Issue 16 /
December 2019 Reviews

Vincenzo Pinto (ed.)

Bundist Legacy after the Second World War

Real Place Versus Displaced Time

DOI : 10.48248/issn.2037-741X/1330

Anniversaries are always good occasions for remembrance; sometimes, they prove good occasions for reflection on remembrance, as well. This appears to be a key source of inspiration for Bundist Legacy after the Second World War, edited by Vincenzo Pinto for Brill to coincide with the 120th Bund anniversary. As is well-known, the Jewish Labor Bund was founded in 1897 in Vilnius. The Bolshevik Revolution left no room for it in Soviet Russia, but the Bund soon became established as one of the strongest Jewish forces in interwar Poland. With its core devastated by World War II, what had survived of the Bund, along with its multiple diasporic branches, evolved into a world organization with a network of chapters spread out all over the globe. The “Bundist experience” lasted until the 1990s when, suffering from the crisis in both socialism and Yiddish culture, the Bund went through its final demise, thus concluding its near-century-long history of calamity and reiterated recovery. What of this remains with us, and what the Bund might represent in today’s memory of the past, are some of the questions Pinto’s book tries to tackle.

******************************

[Request]: Decide whether each statement agrees with the review, answering yes or no and quoting the words of the review that settle it: (a) The Jewish Labor Bund was founded in 1897 in Vilnius. (b) The Bolshevik Revolution gave the Bund a strong place in Soviet Russia. (c) The book was edited to coincide with the Bund's 100th anniversary. The data has nothing to do with this.

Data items
******************************

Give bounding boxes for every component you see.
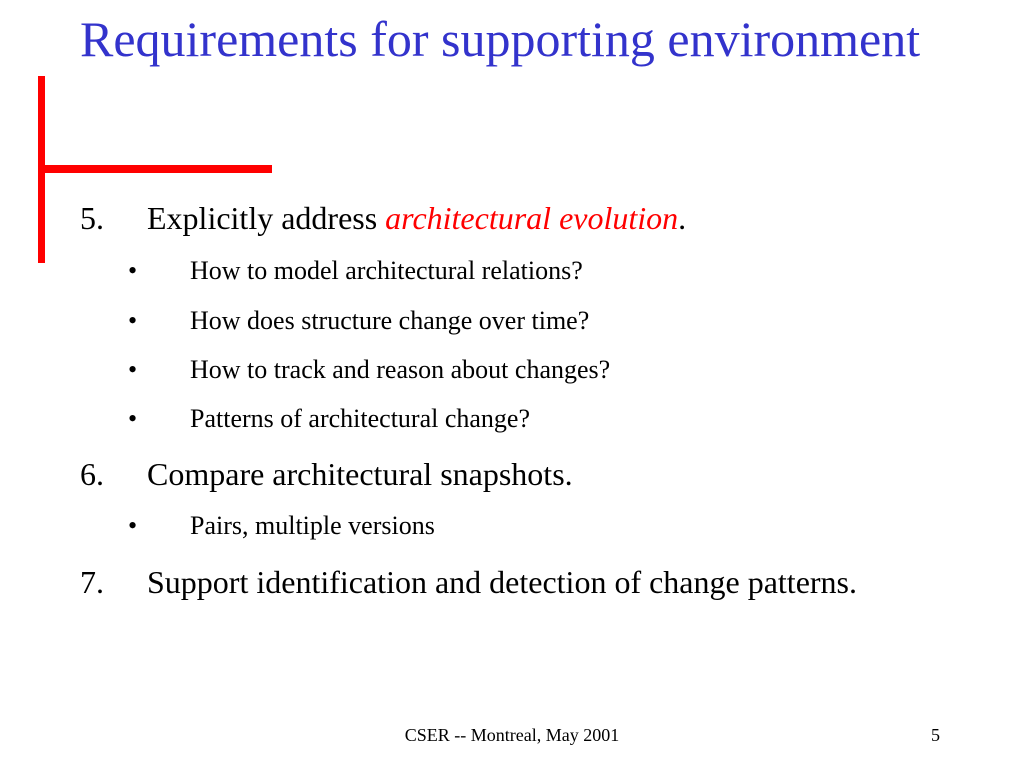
page-number: 5 — [931, 725, 940, 745]
list-item-number: 7. — [80, 564, 104, 600]
list-item-number: 6. — [80, 456, 104, 492]
slide-title: Requirements for supporting environment — [80, 11, 921, 67]
list-item-text-lead: Explicitly address — [147, 200, 386, 236]
bullet-icon: • — [128, 306, 138, 335]
sub-item-text: How to model architectural relations? — [190, 256, 583, 285]
sub-item-text: How to track and reason about changes? — [190, 355, 611, 384]
list-item-text-end: . — [678, 200, 687, 236]
list-item-text: Compare architectural snapshots. — [147, 456, 573, 492]
emphasis-text: architectural evolution — [385, 200, 679, 236]
bullet-icon: • — [128, 511, 138, 540]
sub-item-text: How does structure change over time? — [190, 306, 590, 335]
bullet-icon: • — [128, 256, 138, 285]
bullet-icon: • — [128, 355, 138, 384]
sub-item-text: Patterns of architectural change? — [190, 404, 530, 433]
footer-text: CSER -- Montreal, May 2001 — [404, 725, 620, 745]
bullet-icon: • — [128, 404, 138, 433]
sub-item-text: Pairs, multiple versions — [190, 511, 435, 540]
list-item-text — [147, 196, 927, 241]
list-item-number: 5. — [80, 200, 104, 236]
list-item-text: Support identification and detection of change patterns. — [147, 564, 857, 600]
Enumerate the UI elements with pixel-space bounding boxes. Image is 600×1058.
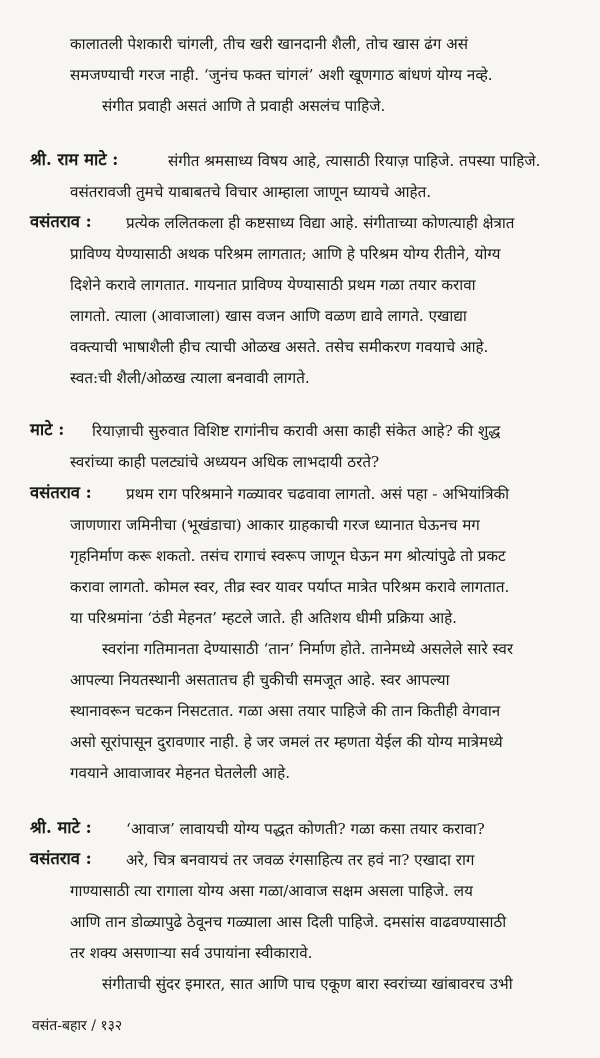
text-line: संगीत श्रमसाध्य विषय आहे, त्यासाठी रियाज़ पाहिजे. तपस्या पाहिजे. (168, 152, 541, 170)
text-line: स्वरांना गतिमानता देण्यासाठी ‘तान’ निर्माण होते. तानेमध्ये असलेले सारे स्वर (102, 640, 514, 658)
text-line: तर शक्य असणाऱ्या सर्व उपायांना स्वीकारावे. (70, 944, 313, 962)
text-line: कालातली पेशकारी चांगली, तीच खरी खानदानी शैली, तोच खास ढंग असं (70, 35, 469, 53)
text-line: दिशेने करावे लागतात. गायनात प्राविण्य येण्यासाठी प्रथम गळा तयार करावा (70, 276, 476, 294)
text-line: आणि तान डोळ्यापुढे ठेवूनच गळ्याला आस दिली पाहिजे. दमसांस वाढवण्यासाठी (70, 913, 507, 931)
text-line: ‘आवाज’ लावायची योग्य पद्धत कोणती? गळा कसा तयार करावा? (126, 820, 485, 838)
text-line: स्वरांच्या काही पलट्यांचे अध्ययन अधिक लाभदायी ठरते? (70, 453, 380, 471)
text-line: प्रथम राग परिश्रमाने गळ्यावर चढवावा लागतो. असं पहा - अभियांत्रिकी (126, 485, 510, 503)
text-line: आपल्या नियतस्थानी असतातच ही चुकीची समजूत आहे. स्वर आपल्या (70, 671, 450, 689)
text-line: लागतो. त्याला (आवाजाला) खास वजन आणि वळण द्यावे लागते. एखाद्या (70, 307, 467, 325)
speaker-name: माटे : (30, 420, 65, 439)
text-line: प्राविण्य येण्यासाठी अथक परिश्रम लागतात; आणि हे परिश्रम योग्य रीतीने, योग्य (70, 245, 501, 263)
text-line: समजण्याची गरज नाही. ‘जुनंच फक्त चांगलं’ अशी खूणगाठ बांधणं योग्य नव्हे. (70, 66, 493, 84)
text-line: अरे, चित्र बनवायचं तर जवळ रंगसाहित्य तर हवं ना? एखादा राग (126, 851, 475, 869)
text-line: स्वत:ची शैली/ओळख त्याला बनवावी लागते. (70, 369, 310, 387)
text-line: जाणणारा जमिनीचा (भूखंडाचा) आकार ग्राहकाची गरज ध्यानात घेऊनच मग (70, 516, 480, 534)
speaker-name: श्री. राम माटे : (30, 150, 119, 169)
text-line: प्रत्येक ललितकला ही कष्टसाध्य विद्या आहे. संगीताच्या कोणत्याही क्षेत्रात (126, 214, 515, 232)
text-line: वसंतरावजी तुमचे याबाबतचे विचार आम्हाला जाणून घ्यायचे आहेत. (70, 183, 432, 201)
text-line: संगीताची सुंदर इमारत, सात आणि पाच एकूण बारा स्वरांच्या खांबावरच उभी (102, 975, 513, 993)
text-line: गवयाने आवाजावर मेहनत घेतलेली आहे. (70, 764, 291, 782)
text-line: रियाज़ाची सुरुवात विशिष्ट रागांनीच करावी असा काही संकेत आहे? की शुद्ध (92, 422, 501, 440)
text-line: गाण्यासाठी त्या रागाला योग्य असा गळा/आवाज सक्षम असला पाहिजे. लय (70, 882, 473, 900)
speaker-name: वसंतराव : (30, 212, 92, 231)
text-line: करावा लागतो. कोमल स्वर, तीव्र स्वर यावर पर्याप्त मात्रेत परिश्रम करावे लागतात. (70, 578, 510, 596)
speaker-name: वसंतराव : (30, 849, 92, 868)
text-line: गृहनिर्माण करू शकतो. तसंच रागाचं स्वरूप जाणून घेऊन मग श्रोत्यांपुढे तो प्रकट (70, 547, 506, 565)
text-line: असो सूरांपासून दुरावणार नाही. हे जर जमलं तर म्हणता येईल की योग्य मात्रेमध्ये (70, 733, 503, 751)
speaker-name: श्री. माटे : (30, 818, 92, 837)
text-line: स्थानावरून चटकन निसटतात. गळा असा तयार पाहिजे की तान कितीही वेगवान (70, 702, 501, 720)
text-line: वक्त्याची भाषाशैली हीच त्याची ओळख असते. तसेच समीकरण गवयाचे आहे. (70, 338, 489, 356)
text-line: संगीत प्रवाही असतं आणि ते प्रवाही असलंच पाहिजे. (102, 97, 386, 115)
speaker-name: वसंतराव : (30, 483, 92, 502)
page-footer: वसंत-बहार / १३२ (32, 1018, 123, 1034)
text-line: या परिश्रमांना ‘ठंडी मेहनत’ म्हटले जाते. ही अतिशय धीमी प्रक्रिया आहे. (70, 609, 457, 627)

******************************

[Response below]:
(a) Yes: "the Jewish Labor Bund was founded in 1897 in Vilnius"
(b) No: "The Bolshevik Revolution left no room for it in Soviet Russia"
(c) No: "to coincide with the 120th Bund anniversary"